BRIEF A ::
In the blog entries about the train journey and a dream home, where was the train heading?
BRIEF B ::
Write the next part of the blog entries about the train journey and a dream home, picking up after their final sentence.

PROVIDED PASSAGE ::

* * * * * * *

Saturday 31 March 2012

Life.



An event happened last night, which really made me think of my life, and reminded me of my own mortality. I was on a train, on a twenty minute journey to see a very close friend of mine. It was heading to Barnsley, two station stop at around 8pm. It was a last minute decision, but I thought I'd be daring and spontaneous. After the first stop, we still chugged along down the track, but then the train jolted and we stopped. A few moments later, the conductor came out from the back of the train and ran to the front. There was a man at the front getting angry shouting, saying he has to go home because he's been at work since 7am and complaining at how mediocre the train service was. The conductor then appeared again after a while, and explained that the train had run someone over on the line and they had unfortunately died. The entire train just shut up, including the complaining man. It was the strangest moment I've had in a long time. I suddenly thought of everything, how easily things in your life can change, dramatically. I fall apart at the tiniest of problems and I shouldn't. After knowing that, it was awful. We just had to sit on the train for an hour, knowing someone had just died due to our transport. And what if it had gone wrong? We could have derailed, or crashed. It could have been so much worse. I kept thinking of the situation too. What if they chose that? What if it was an accident? Or a game played by someone naive? It reminded me how lucky I am to be here, and how I need to realise I'm a good and grateful person. I will never forget last night. And I'd like to say, to the individual who was affected, Rest In Peace. 

Kitchen.



The kitchen will be my pride and joy. Old fashioned sink, arga and a big wooden table right in the middle for family roast dinners on Sundays. I also want a very large vintage clock on the wall, with herbs growing in the window box and fresh flowers in a vase on the table. I'd love for pots and pans to be hanging from the ceiling and baking paraphernalia scattered about. It will always smell like freshly baked bread and I will be in it, cooking home made meals with a flowery apron on every day. 



Wednesday 28 March 2012

Bathroom.


The bathroom will be more Parisian, with bright colourful, old style wall pictures and a huge tub that could fit two people. The floors will be old and weathered, but the walls white. Small finishing touches will make it cosy and light. 


Bedroom.


The bedroom will be white, with a large metal bed in the centre. There will be an old white dresser, lamps and chests full of linen at the end of the bed. Floral patterns are a must have and there needs to be a big window, to let the morning sunshine in!

* * * * * * *

DATASET EXCERPTS ::
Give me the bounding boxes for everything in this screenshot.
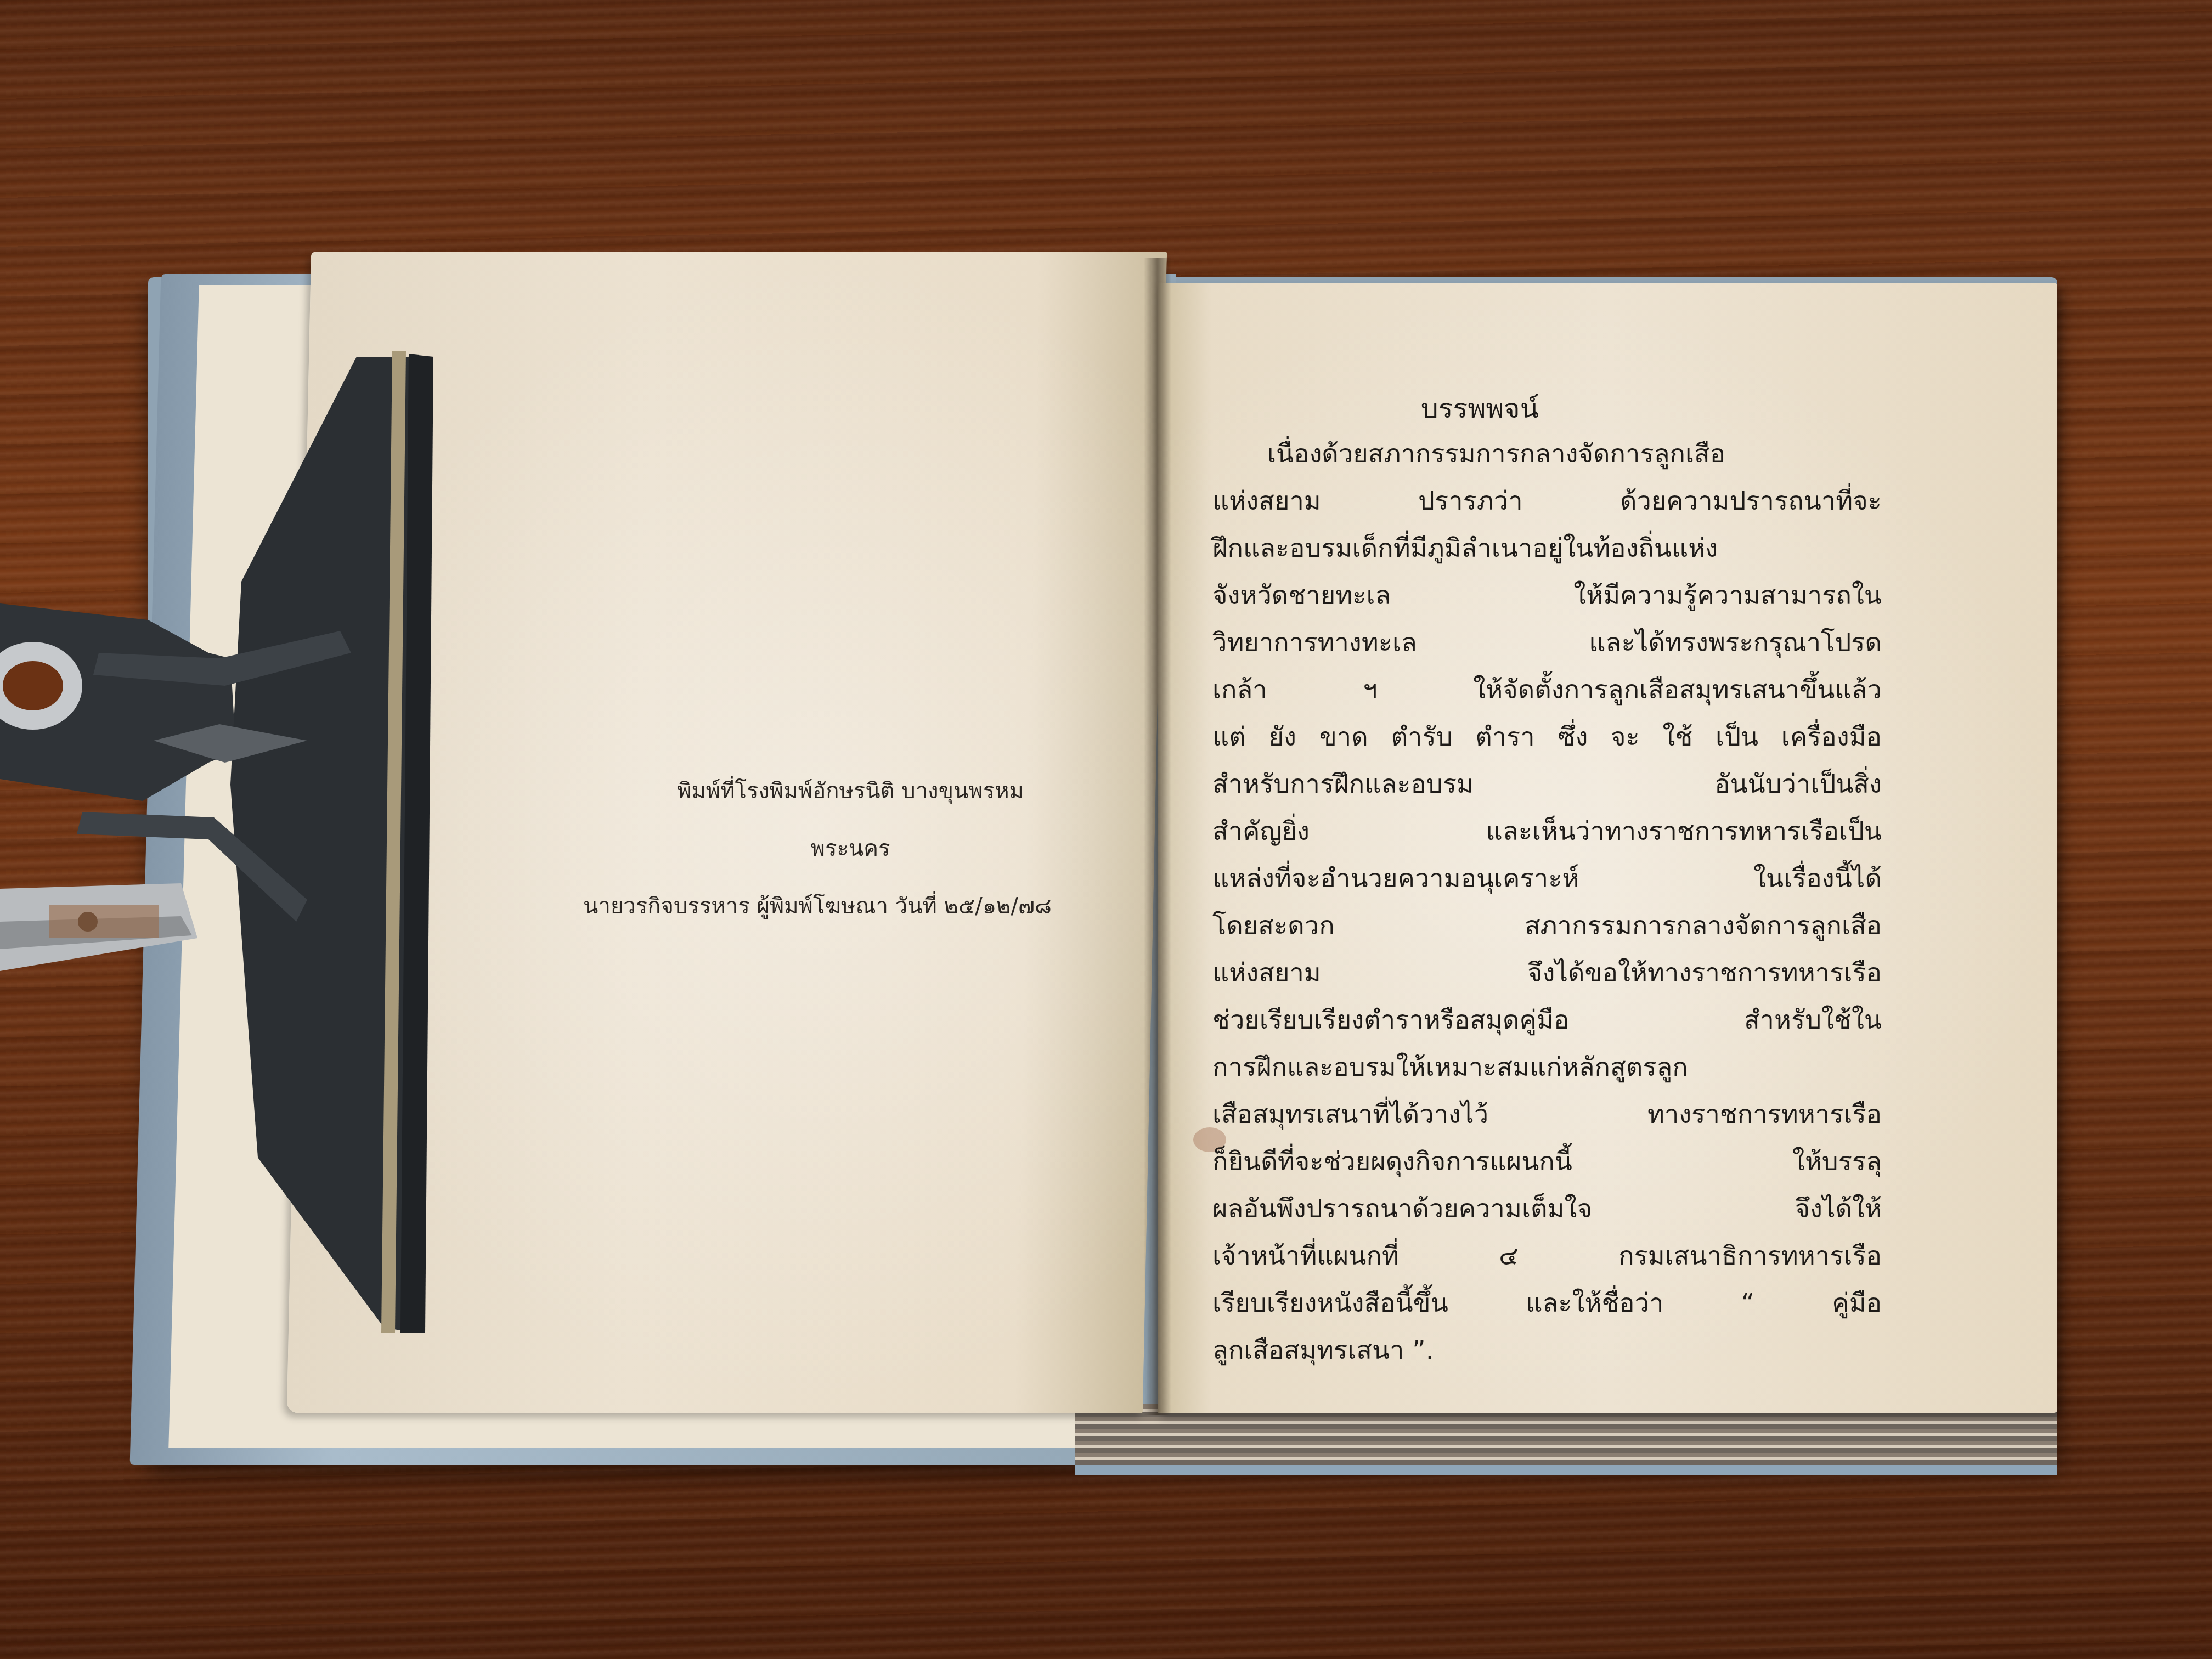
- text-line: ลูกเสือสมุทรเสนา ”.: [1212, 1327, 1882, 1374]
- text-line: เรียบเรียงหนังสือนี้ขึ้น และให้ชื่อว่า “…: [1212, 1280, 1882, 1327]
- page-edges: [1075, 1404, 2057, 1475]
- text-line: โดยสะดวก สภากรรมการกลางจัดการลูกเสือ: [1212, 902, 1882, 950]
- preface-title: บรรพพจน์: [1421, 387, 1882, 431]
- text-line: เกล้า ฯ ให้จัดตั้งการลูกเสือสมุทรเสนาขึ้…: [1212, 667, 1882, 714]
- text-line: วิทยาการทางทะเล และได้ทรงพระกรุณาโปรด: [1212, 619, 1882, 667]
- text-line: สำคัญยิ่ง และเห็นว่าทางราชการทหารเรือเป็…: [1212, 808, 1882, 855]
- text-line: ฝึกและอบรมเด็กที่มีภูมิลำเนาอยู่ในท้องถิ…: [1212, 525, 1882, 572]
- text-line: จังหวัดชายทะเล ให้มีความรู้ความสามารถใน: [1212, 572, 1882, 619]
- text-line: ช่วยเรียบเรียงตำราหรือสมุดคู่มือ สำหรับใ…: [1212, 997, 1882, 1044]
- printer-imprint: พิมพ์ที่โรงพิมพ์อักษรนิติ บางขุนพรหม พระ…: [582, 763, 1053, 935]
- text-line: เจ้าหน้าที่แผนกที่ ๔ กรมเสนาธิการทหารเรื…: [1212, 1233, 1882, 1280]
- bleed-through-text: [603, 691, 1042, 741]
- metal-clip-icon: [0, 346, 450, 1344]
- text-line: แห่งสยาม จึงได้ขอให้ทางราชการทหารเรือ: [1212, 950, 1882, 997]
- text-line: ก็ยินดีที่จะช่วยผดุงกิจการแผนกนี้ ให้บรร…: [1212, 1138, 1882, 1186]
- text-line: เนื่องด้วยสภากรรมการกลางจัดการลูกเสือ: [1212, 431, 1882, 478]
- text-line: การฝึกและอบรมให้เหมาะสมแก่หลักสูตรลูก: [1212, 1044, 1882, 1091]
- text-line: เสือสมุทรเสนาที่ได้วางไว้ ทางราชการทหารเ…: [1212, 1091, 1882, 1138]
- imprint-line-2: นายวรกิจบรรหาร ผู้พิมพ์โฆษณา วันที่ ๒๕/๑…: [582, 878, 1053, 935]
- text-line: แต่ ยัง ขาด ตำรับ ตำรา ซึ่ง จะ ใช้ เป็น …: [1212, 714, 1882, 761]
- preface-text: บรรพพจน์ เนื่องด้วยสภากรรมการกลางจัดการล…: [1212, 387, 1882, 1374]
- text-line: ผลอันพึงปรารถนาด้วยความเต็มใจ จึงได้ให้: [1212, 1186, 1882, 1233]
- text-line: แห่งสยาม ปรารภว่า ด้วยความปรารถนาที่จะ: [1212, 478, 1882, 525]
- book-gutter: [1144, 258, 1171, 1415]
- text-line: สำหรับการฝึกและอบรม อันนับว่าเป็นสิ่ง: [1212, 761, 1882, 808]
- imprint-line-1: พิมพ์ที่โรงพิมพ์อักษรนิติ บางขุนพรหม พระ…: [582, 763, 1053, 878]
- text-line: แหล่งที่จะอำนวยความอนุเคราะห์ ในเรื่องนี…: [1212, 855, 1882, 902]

* * * * * * *

TASK RESPONSE A ::
Barnsley.

TASK RESPONSE B ::
Living Room.


As you step inside, the living room will be warm and inviting, with an old antique fireplace and big cushioned sofas surrounding it. It will have rugs and soft furnishings everywhere, with small vintage subtleties such as flower decorated plates, teapots and knitting baskets.




Dream House.




The one thing I dream of more than anything else is the family home I want to have, after the successful career and hopefully, beautiful wedding! I find the English countryside completely enchanting and I would love to own my very own country cottage, with a thatched roof and old farm cart wheels in the garden. Trellis's full of flowers and vines and a small garden path leading up to my front door. Then you step inside....


Saturday 24 March 2012

Labyrinth.


Worm: 'Ello.
Sarah: Did you say hello?
Worm: No. I said 'ello. But that's close enough.
Sarah: You're a worm aren't you?
Worm: Yeah. S'right.
Sarah: You don't by any chance know the way through this labyrinth?
Worm: Who me? Nah, I'm just a worm. Come inside and meet the missus.
Sarah: No thank you. 
Worm: Things aren't always what they seem in this place.
 You can't take anything for granted. Come inside and have a cup of tea. 
Sarah walks through wall, only to find it's an entrance to another part of the Labyrinth.
Worm: Hang on!
Sarah: Thank you. That was incredibly helpful.
Worm: Don't go that way! Never go that way.
Sarah: Oh, thanks. Turns around and walks off.
Worm: C'orr. If she'd have kept on going down that way, she'd have gone straight to that castle.

Gentlemen Prefer Blondes.


Lady Beekman: I've come for the tiara you stole from me, young lady.
Lorelei: That's my tiara! Piggy gave it to me, I swear. I won't give it back!
Lady Beekman: You'll find I mean business! 
Dorothy: Oh, really? Then why are you wearing that hat?


Laughter.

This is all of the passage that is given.